Written problem | What do the lines from the one containing "What data populates" through the end of the entries say? Quote them exactly, and only them.

★ ★ ★ ★

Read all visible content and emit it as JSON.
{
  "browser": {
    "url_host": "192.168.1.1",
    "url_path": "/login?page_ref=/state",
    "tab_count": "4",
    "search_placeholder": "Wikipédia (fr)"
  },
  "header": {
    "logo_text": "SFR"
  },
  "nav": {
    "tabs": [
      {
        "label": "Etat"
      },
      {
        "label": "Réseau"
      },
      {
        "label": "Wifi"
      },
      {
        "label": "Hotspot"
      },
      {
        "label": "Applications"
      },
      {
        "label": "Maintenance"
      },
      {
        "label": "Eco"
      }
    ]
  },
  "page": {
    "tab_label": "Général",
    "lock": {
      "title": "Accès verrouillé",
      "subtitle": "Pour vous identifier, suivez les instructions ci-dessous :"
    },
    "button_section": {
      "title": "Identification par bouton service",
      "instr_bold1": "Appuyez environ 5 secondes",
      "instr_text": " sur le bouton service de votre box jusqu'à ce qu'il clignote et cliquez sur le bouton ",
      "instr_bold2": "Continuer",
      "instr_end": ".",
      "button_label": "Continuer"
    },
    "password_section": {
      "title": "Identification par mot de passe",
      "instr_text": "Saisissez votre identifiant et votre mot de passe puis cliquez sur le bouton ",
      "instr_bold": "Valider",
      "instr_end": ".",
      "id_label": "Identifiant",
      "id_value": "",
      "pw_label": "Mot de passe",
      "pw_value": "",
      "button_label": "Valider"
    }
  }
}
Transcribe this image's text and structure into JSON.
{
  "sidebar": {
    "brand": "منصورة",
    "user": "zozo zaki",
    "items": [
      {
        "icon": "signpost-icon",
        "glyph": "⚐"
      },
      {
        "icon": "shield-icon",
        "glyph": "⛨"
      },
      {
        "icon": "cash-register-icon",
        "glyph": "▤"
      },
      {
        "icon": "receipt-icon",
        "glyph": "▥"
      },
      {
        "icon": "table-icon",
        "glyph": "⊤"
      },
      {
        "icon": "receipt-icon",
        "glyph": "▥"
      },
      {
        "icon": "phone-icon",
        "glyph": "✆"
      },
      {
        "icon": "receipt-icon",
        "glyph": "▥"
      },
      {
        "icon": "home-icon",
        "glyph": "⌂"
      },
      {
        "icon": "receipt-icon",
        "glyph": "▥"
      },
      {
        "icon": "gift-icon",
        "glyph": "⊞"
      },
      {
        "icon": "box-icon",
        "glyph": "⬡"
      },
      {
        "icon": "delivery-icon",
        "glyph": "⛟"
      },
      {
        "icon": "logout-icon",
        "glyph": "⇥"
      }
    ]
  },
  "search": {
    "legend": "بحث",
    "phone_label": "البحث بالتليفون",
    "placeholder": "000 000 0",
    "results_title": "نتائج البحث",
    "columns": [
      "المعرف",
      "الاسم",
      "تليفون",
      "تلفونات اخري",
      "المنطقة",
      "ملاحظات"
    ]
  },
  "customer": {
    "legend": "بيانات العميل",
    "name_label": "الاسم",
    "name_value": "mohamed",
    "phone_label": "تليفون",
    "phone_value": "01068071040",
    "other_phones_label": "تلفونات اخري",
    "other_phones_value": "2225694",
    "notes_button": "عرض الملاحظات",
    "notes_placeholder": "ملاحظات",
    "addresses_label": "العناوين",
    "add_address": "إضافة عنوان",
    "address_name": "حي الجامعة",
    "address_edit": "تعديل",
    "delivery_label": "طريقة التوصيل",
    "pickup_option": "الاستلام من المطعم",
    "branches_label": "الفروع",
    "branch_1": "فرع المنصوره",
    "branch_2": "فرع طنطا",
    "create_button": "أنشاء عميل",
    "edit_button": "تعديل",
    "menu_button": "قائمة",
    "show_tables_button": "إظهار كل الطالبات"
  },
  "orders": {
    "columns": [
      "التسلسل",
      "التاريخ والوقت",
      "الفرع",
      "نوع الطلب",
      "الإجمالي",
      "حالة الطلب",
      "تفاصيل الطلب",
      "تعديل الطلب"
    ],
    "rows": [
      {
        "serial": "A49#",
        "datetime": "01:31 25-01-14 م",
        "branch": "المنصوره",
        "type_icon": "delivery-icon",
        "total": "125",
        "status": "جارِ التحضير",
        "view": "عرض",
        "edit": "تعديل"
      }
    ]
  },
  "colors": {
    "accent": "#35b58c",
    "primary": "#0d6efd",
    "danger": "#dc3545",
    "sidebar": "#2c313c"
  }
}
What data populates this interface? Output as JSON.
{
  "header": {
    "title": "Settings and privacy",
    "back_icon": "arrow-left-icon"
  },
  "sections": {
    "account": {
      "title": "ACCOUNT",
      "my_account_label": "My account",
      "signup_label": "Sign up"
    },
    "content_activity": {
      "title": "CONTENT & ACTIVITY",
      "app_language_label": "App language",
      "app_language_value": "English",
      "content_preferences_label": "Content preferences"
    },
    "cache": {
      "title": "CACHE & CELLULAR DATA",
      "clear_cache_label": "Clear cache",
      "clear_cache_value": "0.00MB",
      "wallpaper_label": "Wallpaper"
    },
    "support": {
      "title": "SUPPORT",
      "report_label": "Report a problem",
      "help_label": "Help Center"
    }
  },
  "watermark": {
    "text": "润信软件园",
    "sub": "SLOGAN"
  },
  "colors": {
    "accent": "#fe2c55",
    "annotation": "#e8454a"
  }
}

★ ★ ★ ★

Solved exercise |
What data populates this interface? Output as JSON.
{
  "header": {
    "title": "Settings and privacy",
    "back_icon": "arrow-left-icon"
  },
  "sections": {
    "account": {
      "title": "ACCOUNT",
      "my_account_label": "My account",
      "signup_label": "Sign up"
    },
    "content_activity": {
      "title": "CONTENT & ACTIVITY",
      "app_language_label": "App language",
      "app_language_value": "English",
      "content_preferences_label": "Content preferences"
    },
    "cache": {
      "title": "CACHE & CELLULAR DATA",
      "clear_cache_label": "Clear cache",
      "clear_cache_value": "0.00MB",
      "wallpaper_label": "Wallpaper"
    },
    "support": {
      "title": "SUPPORT",
      "report_label": "Report a problem",
      "help_label": "Help Center"
    }
  },
  "watermark": {
    "text": "润信软件园",
    "sub": "SLOGAN"
  },
  "colors": {
    "accent": "#fe2c55",
    "annotation": "#e8454a"
  }
}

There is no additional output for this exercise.